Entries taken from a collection
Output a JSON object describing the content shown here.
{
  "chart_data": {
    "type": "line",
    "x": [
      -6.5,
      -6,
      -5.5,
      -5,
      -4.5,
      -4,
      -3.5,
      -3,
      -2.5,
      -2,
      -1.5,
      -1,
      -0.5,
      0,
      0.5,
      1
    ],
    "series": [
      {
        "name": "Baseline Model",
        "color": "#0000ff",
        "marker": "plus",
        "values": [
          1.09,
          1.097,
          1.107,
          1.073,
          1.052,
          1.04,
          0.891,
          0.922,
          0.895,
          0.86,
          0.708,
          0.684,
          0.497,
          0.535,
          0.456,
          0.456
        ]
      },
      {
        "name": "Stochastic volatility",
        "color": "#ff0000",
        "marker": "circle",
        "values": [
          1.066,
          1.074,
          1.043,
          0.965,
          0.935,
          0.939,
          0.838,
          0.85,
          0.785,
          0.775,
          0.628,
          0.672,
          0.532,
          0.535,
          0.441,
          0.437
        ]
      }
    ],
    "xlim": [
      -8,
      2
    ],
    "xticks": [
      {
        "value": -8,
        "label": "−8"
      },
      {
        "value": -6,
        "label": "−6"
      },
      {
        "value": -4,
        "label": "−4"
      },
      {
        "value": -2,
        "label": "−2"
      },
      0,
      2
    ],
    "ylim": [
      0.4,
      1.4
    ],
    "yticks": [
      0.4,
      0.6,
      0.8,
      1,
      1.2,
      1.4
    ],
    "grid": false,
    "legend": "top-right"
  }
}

## Work to complete
Extract, word for word, each line of the listing above.

## Full solution
Output a JSON object describing the content shown here.
{
  "chart_data": {
    "type": "line",
    "x": [
      -6.5,
      -6,
      -5.5,
      -5,
      -4.5,
      -4,
      -3.5,
      -3,
      -2.5,
      -2,
      -1.5,
      -1,
      -0.5,
      0,
      0.5,
      1
    ],
    "series": [
      {
        "name": "Baseline Model",
        "color": "#0000ff",
        "marker": "plus",
        "values": [
          1.09,
          1.097,
          1.107,
          1.073,
          1.052,
          1.04,
          0.891,
          0.922,
          0.895,
          0.86,
          0.708,
          0.684,
          0.497,
          0.535,
          0.456,
          0.456
        ]
      },
      {
        "name": "Stochastic volatility",
        "color": "#ff0000",
        "marker": "circle",
        "values": [
          1.066,
          1.074,
          1.043,
          0.965,
          0.935,
          0.939,
          0.838,
          0.85,
          0.785,
          0.775,
          0.628,
          0.672,
          0.532,
          0.535,
          0.441,
          0.437
        ]
      }
    ],
    "xlim": [
      -8,
      2
    ],
    "xticks": [
      {
        "value": -8,
        "label": "−8"
      },
      {
        "value": -6,
        "label": "−6"
      },
      {
        "value": -4,
        "label": "−4"
      },
      {
        "value": -2,
        "label": "−2"
      },
      0,
      2
    ],
    "ylim": [
      0.4,
      1.4
    ],
    "yticks": [
      0.4,
      0.6,
      0.8,
      1,
      1.2,
      1.4
    ],
    "grid": false,
    "legend": "top-right"
  }
}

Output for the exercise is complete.